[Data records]
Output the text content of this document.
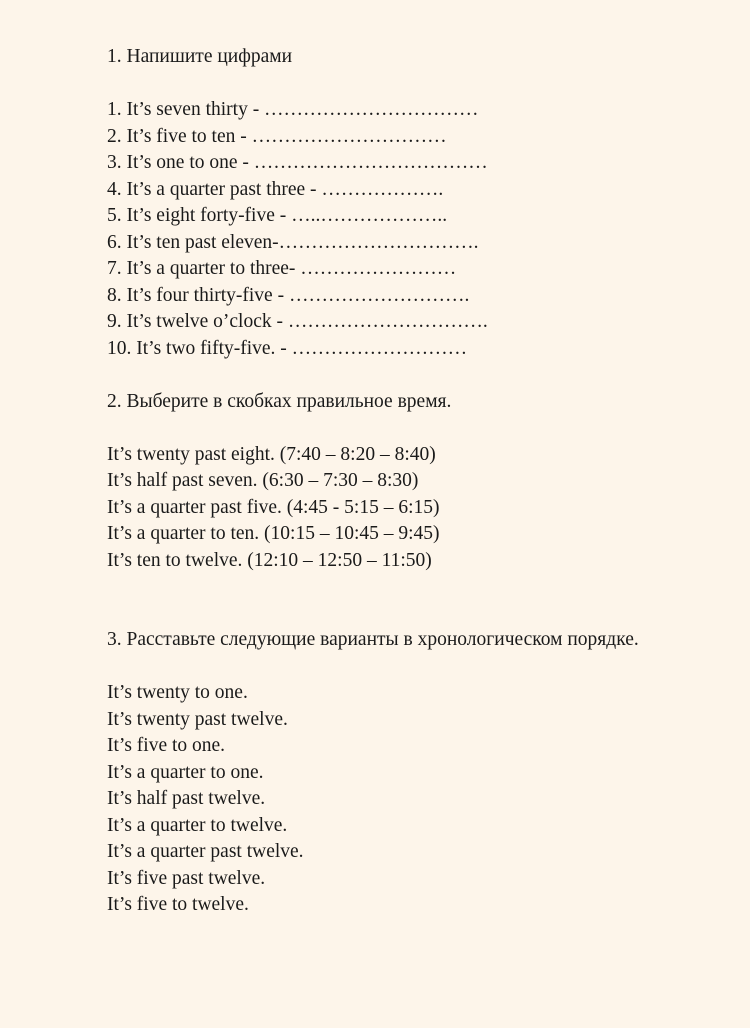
1. Напишите цифрами

1. It’s seven thirty - ……………………………

2. It’s five to ten - …………………………

3. It’s one to one - ………………………………

4. It’s a quarter past three - ……………….

5. It’s eight forty-five - …..………………..

6. It’s ten past eleven-………………………….

7. It’s a quarter to three- ……………………

8. It’s four thirty-five - ……………………….

9. It’s twelve o’clock - ………………………….

10. It’s two fifty-five. - ………………………

2. Выберите в скобках правильное время.

It’s twenty past eight. (7:40 – 8:20 – 8:40)

It’s half past seven. (6:30 – 7:30 – 8:30)

It’s a quarter past five. (4:45 - 5:15 – 6:15)

It’s a quarter to ten. (10:15 – 10:45 – 9:45)

It’s ten to twelve. (12:10 – 12:50 – 11:50)

3. Расставьте следующие варианты в хронологическом порядке.

It’s twenty to one.

It’s twenty past twelve.

It’s five to one.

It’s a quarter to one.

It’s half past twelve.

It’s a quarter to twelve.

It’s a quarter past twelve.

It’s five past twelve.

It’s five to twelve.
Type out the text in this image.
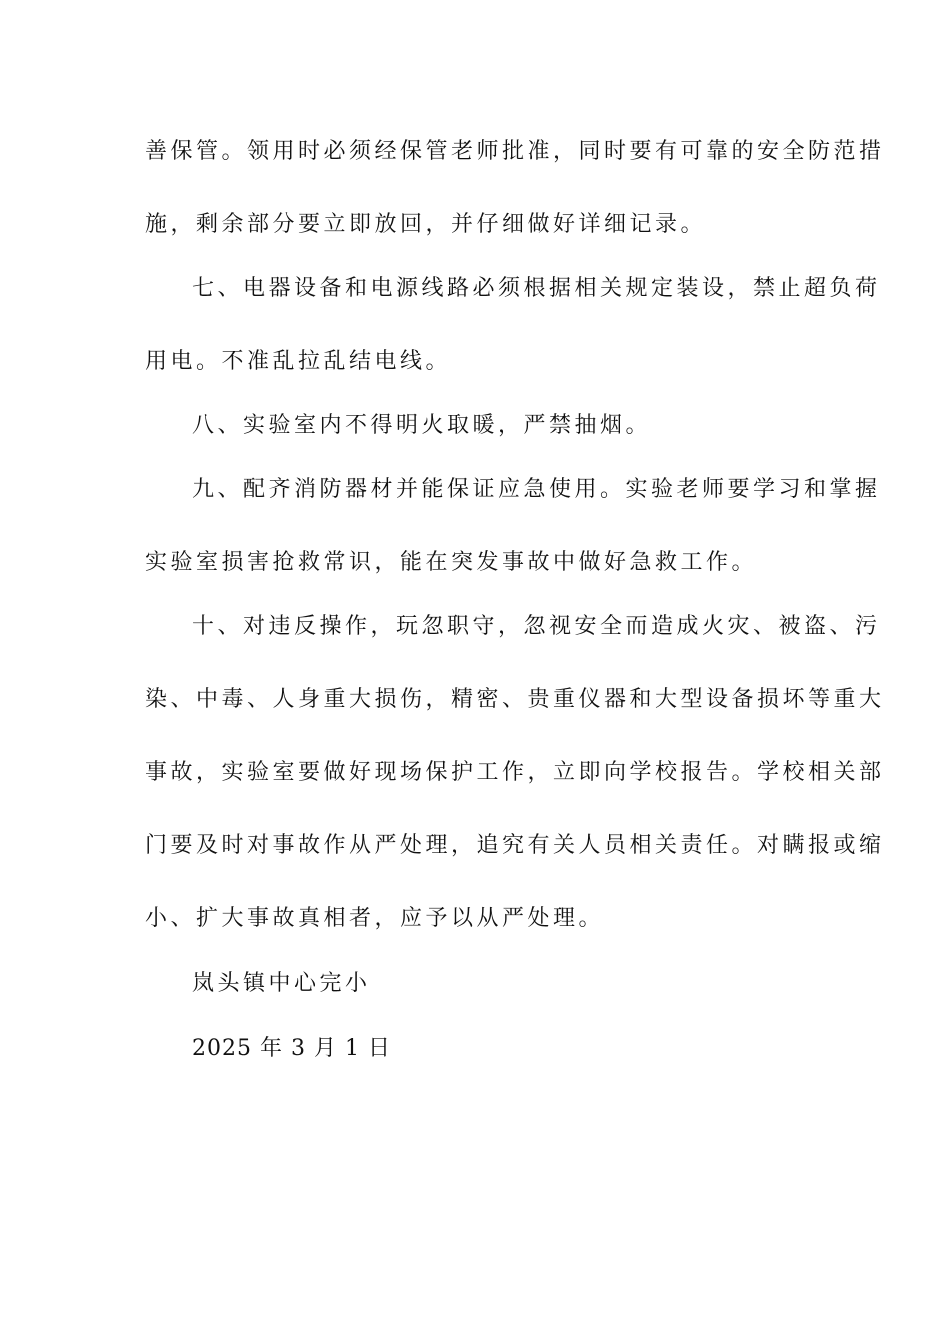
善保管。领用时必须经保管老师批准，同时要有可靠的安全防范措
施，剩余部分要立即放回，并仔细做好详细记录。
七、电器设备和电源线路必须根据相关规定装设，禁止超负荷
用电。不准乱拉乱结电线。
八、实验室内不得明火取暖，严禁抽烟。
九、配齐消防器材并能保证应急使用。实验老师要学习和掌握
实验室损害抢救常识，能在突发事故中做好急救工作。
十、对违反操作，玩忽职守，忽视安全而造成火灾、被盗、污
染、中毒、人身重大损伤，精密、贵重仪器和大型设备损坏等重大
事故，实验室要做好现场保护工作，立即向学校报告。学校相关部
门要及时对事故作从严处理，追究有关人员相关责任。对瞒报或缩
小、扩大事故真相者，应予以从严处理。
岚头镇中心完小
2025 年 3 月 1 日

--- What the task requires ---
Set down the material exactly, every line of it, except for the pictures.

--- Task output ---
Output the text content of this document.
1. Напишите цифрами

1. It’s seven thirty - ……………………………

2. It’s five to ten - …………………………

3. It’s one to one - ………………………………

4. It’s a quarter past three - ……………….

5. It’s eight forty-five - …..………………..

6. It’s ten past eleven-………………………….

7. It’s a quarter to three- ……………………

8. It’s four thirty-five - ……………………….

9. It’s twelve o’clock - ………………………….

10. It’s two fifty-five. - ………………………

2. Выберите в скобках правильное время.

It’s twenty past eight. (7:40 – 8:20 – 8:40)

It’s half past seven. (6:30 – 7:30 – 8:30)

It’s a quarter past five. (4:45 - 5:15 – 6:15)

It’s a quarter to ten. (10:15 – 10:45 – 9:45)

It’s ten to twelve. (12:10 – 12:50 – 11:50)

3. Расставьте следующие варианты в хронологическом порядке.

It’s twenty to one.

It’s twenty past twelve.

It’s five to one.

It’s a quarter to one.

It’s half past twelve.

It’s a quarter to twelve.

It’s a quarter past twelve.

It’s five past twelve.

It’s five to twelve.
Type out the text in this image.
善保管。领用时必须经保管老师批准，同时要有可靠的安全防范措
施，剩余部分要立即放回，并仔细做好详细记录。
七、电器设备和电源线路必须根据相关规定装设，禁止超负荷
用电。不准乱拉乱结电线。
八、实验室内不得明火取暖，严禁抽烟。
九、配齐消防器材并能保证应急使用。实验老师要学习和掌握
实验室损害抢救常识，能在突发事故中做好急救工作。
十、对违反操作，玩忽职守，忽视安全而造成火灾、被盗、污
染、中毒、人身重大损伤，精密、贵重仪器和大型设备损坏等重大
事故，实验室要做好现场保护工作，立即向学校报告。学校相关部
门要及时对事故作从严处理，追究有关人员相关责任。对瞒报或缩
小、扩大事故真相者，应予以从严处理。
岚头镇中心完小
2025 年 3 月 1 日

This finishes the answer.